* _Given exercise_
Turn every line of the records below into a numbered list, omitting any blank lines.

* _Material for the task_
>>>>>

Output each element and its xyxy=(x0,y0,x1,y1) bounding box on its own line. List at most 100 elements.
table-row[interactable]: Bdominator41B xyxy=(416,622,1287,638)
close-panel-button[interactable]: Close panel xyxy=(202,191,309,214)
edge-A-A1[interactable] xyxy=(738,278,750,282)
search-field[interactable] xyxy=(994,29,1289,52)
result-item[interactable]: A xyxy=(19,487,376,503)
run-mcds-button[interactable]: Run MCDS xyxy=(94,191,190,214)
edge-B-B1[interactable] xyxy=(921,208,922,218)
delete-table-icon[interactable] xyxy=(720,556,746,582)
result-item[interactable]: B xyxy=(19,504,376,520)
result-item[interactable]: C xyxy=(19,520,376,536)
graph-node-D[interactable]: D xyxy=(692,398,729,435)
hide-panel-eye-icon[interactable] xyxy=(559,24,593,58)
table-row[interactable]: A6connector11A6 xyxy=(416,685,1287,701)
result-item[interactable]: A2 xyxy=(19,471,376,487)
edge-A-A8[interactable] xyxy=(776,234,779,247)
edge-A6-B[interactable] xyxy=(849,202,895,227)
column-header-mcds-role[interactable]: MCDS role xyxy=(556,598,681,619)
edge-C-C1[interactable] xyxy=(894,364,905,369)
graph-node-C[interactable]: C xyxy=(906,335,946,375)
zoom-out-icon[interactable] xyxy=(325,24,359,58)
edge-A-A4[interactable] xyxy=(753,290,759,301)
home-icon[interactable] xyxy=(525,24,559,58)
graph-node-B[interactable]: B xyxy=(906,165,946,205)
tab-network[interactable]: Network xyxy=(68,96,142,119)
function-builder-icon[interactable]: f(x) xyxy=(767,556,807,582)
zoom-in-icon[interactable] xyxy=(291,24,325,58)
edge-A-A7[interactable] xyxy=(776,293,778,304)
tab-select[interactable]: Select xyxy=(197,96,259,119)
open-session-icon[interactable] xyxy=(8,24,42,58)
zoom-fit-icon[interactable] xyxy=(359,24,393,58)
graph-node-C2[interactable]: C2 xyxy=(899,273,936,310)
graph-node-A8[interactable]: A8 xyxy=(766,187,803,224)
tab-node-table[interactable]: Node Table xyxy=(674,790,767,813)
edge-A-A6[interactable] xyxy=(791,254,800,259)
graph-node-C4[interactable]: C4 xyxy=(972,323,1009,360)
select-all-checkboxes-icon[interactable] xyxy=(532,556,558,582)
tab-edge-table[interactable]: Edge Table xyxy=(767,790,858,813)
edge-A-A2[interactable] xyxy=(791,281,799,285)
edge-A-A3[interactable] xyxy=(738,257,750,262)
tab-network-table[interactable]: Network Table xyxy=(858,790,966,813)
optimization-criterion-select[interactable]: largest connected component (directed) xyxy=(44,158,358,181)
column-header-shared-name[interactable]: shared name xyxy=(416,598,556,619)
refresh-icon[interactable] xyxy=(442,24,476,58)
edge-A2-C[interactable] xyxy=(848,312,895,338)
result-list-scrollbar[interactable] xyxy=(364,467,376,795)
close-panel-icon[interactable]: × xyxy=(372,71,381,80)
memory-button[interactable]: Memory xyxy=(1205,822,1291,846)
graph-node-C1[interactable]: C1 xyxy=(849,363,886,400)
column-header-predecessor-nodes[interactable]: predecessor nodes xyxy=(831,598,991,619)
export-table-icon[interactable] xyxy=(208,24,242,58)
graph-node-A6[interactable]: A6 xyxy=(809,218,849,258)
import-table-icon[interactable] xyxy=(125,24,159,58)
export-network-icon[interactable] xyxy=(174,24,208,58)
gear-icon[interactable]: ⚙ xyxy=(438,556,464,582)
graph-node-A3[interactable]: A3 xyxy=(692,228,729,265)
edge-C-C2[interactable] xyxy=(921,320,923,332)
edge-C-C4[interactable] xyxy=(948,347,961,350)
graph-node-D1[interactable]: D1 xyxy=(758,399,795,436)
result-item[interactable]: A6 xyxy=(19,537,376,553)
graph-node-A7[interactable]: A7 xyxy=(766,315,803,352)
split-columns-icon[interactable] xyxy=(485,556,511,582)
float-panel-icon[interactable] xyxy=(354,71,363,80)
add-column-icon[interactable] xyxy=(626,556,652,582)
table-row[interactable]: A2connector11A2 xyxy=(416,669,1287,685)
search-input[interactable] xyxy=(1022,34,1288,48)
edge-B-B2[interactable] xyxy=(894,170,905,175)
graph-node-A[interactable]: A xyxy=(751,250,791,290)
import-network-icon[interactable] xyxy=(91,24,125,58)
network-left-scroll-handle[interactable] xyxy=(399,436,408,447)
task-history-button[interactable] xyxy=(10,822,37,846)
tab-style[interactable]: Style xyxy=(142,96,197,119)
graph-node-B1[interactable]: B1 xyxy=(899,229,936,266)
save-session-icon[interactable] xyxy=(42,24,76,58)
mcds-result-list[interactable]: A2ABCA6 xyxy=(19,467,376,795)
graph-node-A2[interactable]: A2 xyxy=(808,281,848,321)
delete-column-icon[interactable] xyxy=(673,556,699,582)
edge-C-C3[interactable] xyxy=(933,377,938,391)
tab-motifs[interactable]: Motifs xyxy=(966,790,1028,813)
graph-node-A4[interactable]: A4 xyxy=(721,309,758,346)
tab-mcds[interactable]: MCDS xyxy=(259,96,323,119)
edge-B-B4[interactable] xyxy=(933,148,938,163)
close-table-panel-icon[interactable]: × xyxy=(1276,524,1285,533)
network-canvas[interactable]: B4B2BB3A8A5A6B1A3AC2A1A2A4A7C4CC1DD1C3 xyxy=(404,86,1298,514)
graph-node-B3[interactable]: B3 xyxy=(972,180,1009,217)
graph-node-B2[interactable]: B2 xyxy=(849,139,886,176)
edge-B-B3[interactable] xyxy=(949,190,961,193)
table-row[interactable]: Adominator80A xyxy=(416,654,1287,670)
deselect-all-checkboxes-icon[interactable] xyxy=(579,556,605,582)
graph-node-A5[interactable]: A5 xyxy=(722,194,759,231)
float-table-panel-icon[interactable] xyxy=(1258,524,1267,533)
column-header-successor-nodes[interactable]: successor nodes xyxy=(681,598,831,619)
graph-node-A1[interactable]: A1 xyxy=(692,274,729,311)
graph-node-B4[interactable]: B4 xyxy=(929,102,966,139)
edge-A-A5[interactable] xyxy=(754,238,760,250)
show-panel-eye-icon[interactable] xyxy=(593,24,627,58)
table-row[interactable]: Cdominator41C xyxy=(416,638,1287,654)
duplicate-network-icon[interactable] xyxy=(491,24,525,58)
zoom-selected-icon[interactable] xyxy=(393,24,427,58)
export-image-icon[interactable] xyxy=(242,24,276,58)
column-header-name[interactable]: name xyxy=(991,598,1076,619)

<<<<<

* _Written response_
1. Output each element and its xyxy=(x0,y0,x1,y1) bounding box on its own line. List at most 100 elements.
2. table-row[interactable]: Bdominator41B xyxy=(416,622,1287,638)
3. close-panel-button[interactable]: Close panel xyxy=(202,191,309,214)
4. edge-A-A1[interactable] xyxy=(738,278,750,282)
5. search-field[interactable] xyxy=(994,29,1289,52)
6. result-item[interactable]: A xyxy=(19,487,376,503)
7. run-mcds-button[interactable]: Run MCDS xyxy=(94,191,190,214)
8. edge-B-B1[interactable] xyxy=(921,208,922,218)
9. delete-table-icon[interactable] xyxy=(720,556,746,582)
10. result-item[interactable]: B xyxy=(19,504,376,520)
11. result-item[interactable]: C xyxy=(19,520,376,536)
12. graph-node-D[interactable]: D xyxy=(692,398,729,435)
13. hide-panel-eye-icon[interactable] xyxy=(559,24,593,58)
14. table-row[interactable]: A6connector11A6 xyxy=(416,685,1287,701)
15. result-item[interactable]: A2 xyxy=(19,471,376,487)
16. edge-A-A8[interactable] xyxy=(776,234,779,247)
17. edge-A6-B[interactable] xyxy=(849,202,895,227)
18. column-header-mcds-role[interactable]: MCDS role xyxy=(556,598,681,619)
19. edge-C-C1[interactable] xyxy=(894,364,905,369)
20. graph-node-C[interactable]: C xyxy=(906,335,946,375)
21. zoom-out-icon[interactable] xyxy=(325,24,359,58)
22. edge-A-A4[interactable] xyxy=(753,290,759,301)
23. home-icon[interactable] xyxy=(525,24,559,58)
24. graph-node-B[interactable]: B xyxy=(906,165,946,205)
25. tab-network[interactable]: Network xyxy=(68,96,142,119)
26. function-builder-icon[interactable]: f(x) xyxy=(767,556,807,582)
27. zoom-in-icon[interactable] xyxy=(291,24,325,58)
28. edge-A-A7[interactable] xyxy=(776,293,778,304)
29. tab-select[interactable]: Select xyxy=(197,96,259,119)
30. open-session-icon[interactable] xyxy=(8,24,42,58)
31. zoom-fit-icon[interactable] xyxy=(359,24,393,58)
32. graph-node-C2[interactable]: C2 xyxy=(899,273,936,310)
33. graph-node-A8[interactable]: A8 xyxy=(766,187,803,224)
34. tab-node-table[interactable]: Node Table xyxy=(674,790,767,813)
35. edge-A-A6[interactable] xyxy=(791,254,800,259)
36. graph-node-C4[interactable]: C4 xyxy=(972,323,1009,360)
37. select-all-checkboxes-icon[interactable] xyxy=(532,556,558,582)
38. tab-edge-table[interactable]: Edge Table xyxy=(767,790,858,813)
39. edge-A-A2[interactable] xyxy=(791,281,799,285)
40. edge-A-A3[interactable] xyxy=(738,257,750,262)
41. tab-network-table[interactable]: Network Table xyxy=(858,790,966,813)
42. optimization-criterion-select[interactable]: largest connected component (directed) xyxy=(44,158,358,181)
43. column-header-shared-name[interactable]: shared name xyxy=(416,598,556,619)
44. refresh-icon[interactable] xyxy=(442,24,476,58)
45. edge-A2-C[interactable] xyxy=(848,312,895,338)
46. result-list-scrollbar[interactable] xyxy=(364,467,376,795)
47. close-panel-icon[interactable]: × xyxy=(372,71,381,80)
48. memory-button[interactable]: Memory xyxy=(1205,822,1291,846)
49. graph-node-C1[interactable]: C1 xyxy=(849,363,886,400)
50. column-header-predecessor-nodes[interactable]: predecessor nodes xyxy=(831,598,991,619)
51. export-table-icon[interactable] xyxy=(208,24,242,58)
52. graph-node-A6[interactable]: A6 xyxy=(809,218,849,258)
53. import-table-icon[interactable] xyxy=(125,24,159,58)
54. export-network-icon[interactable] xyxy=(174,24,208,58)
55. gear-icon[interactable]: ⚙ xyxy=(438,556,464,582)
56. graph-node-A3[interactable]: A3 xyxy=(692,228,729,265)
57. edge-C-C2[interactable] xyxy=(921,320,923,332)
58. edge-C-C4[interactable] xyxy=(948,347,961,350)
59. graph-node-D1[interactable]: D1 xyxy=(758,399,795,436)
60. result-item[interactable]: A6 xyxy=(19,537,376,553)
61. graph-node-A7[interactable]: A7 xyxy=(766,315,803,352)
62. split-columns-icon[interactable] xyxy=(485,556,511,582)
63. float-panel-icon[interactable] xyxy=(354,71,363,80)
64. add-column-icon[interactable] xyxy=(626,556,652,582)
65. table-row[interactable]: A2connector11A2 xyxy=(416,669,1287,685)
66. search-input[interactable] xyxy=(1022,34,1288,48)
67. edge-B-B2[interactable] xyxy=(894,170,905,175)
68. graph-node-A[interactable]: A xyxy=(751,250,791,290)
69. import-network-icon[interactable] xyxy=(91,24,125,58)
70. network-left-scroll-handle[interactable] xyxy=(399,436,408,447)
71. task-history-button[interactable] xyxy=(10,822,37,846)
72. tab-style[interactable]: Style xyxy=(142,96,197,119)
73. graph-node-B1[interactable]: B1 xyxy=(899,229,936,266)
74. save-session-icon[interactable] xyxy=(42,24,76,58)
75. mcds-result-list[interactable]: A2ABCA6 xyxy=(19,467,376,795)
76. graph-node-A2[interactable]: A2 xyxy=(808,281,848,321)
77. delete-column-icon[interactable] xyxy=(673,556,699,582)
78. edge-C-C3[interactable] xyxy=(933,377,938,391)
79. tab-motifs[interactable]: Motifs xyxy=(966,790,1028,813)
80. graph-node-A4[interactable]: A4 xyxy=(721,309,758,346)
81. tab-mcds[interactable]: MCDS xyxy=(259,96,323,119)
82. edge-B-B4[interactable] xyxy=(933,148,938,163)
83. close-table-panel-icon[interactable]: × xyxy=(1276,524,1285,533)
84. network-canvas[interactable]: B4B2BB3A8A5A6B1A3AC2A1A2A4A7C4CC1DD1C3 xyxy=(404,86,1298,514)
85. graph-node-B3[interactable]: B3 xyxy=(972,180,1009,217)
86. graph-node-B2[interactable]: B2 xyxy=(849,139,886,176)
87. edge-B-B3[interactable] xyxy=(949,190,961,193)
88. table-row[interactable]: Adominator80A xyxy=(416,654,1287,670)
89. deselect-all-checkboxes-icon[interactable] xyxy=(579,556,605,582)
90. graph-node-A5[interactable]: A5 xyxy=(722,194,759,231)
91. float-table-panel-icon[interactable] xyxy=(1258,524,1267,533)
92. column-header-successor-nodes[interactable]: successor nodes xyxy=(681,598,831,619)
93. graph-node-A1[interactable]: A1 xyxy=(692,274,729,311)
94. graph-node-B4[interactable]: B4 xyxy=(929,102,966,139)
95. edge-A-A5[interactable] xyxy=(754,238,760,250)
96. show-panel-eye-icon[interactable] xyxy=(593,24,627,58)
97. table-row[interactable]: Cdominator41C xyxy=(416,638,1287,654)
98. duplicate-network-icon[interactable] xyxy=(491,24,525,58)
99. zoom-selected-icon[interactable] xyxy=(393,24,427,58)
100. export-image-icon[interactable] xyxy=(242,24,276,58)
101. column-header-name[interactable]: name xyxy=(991,598,1076,619)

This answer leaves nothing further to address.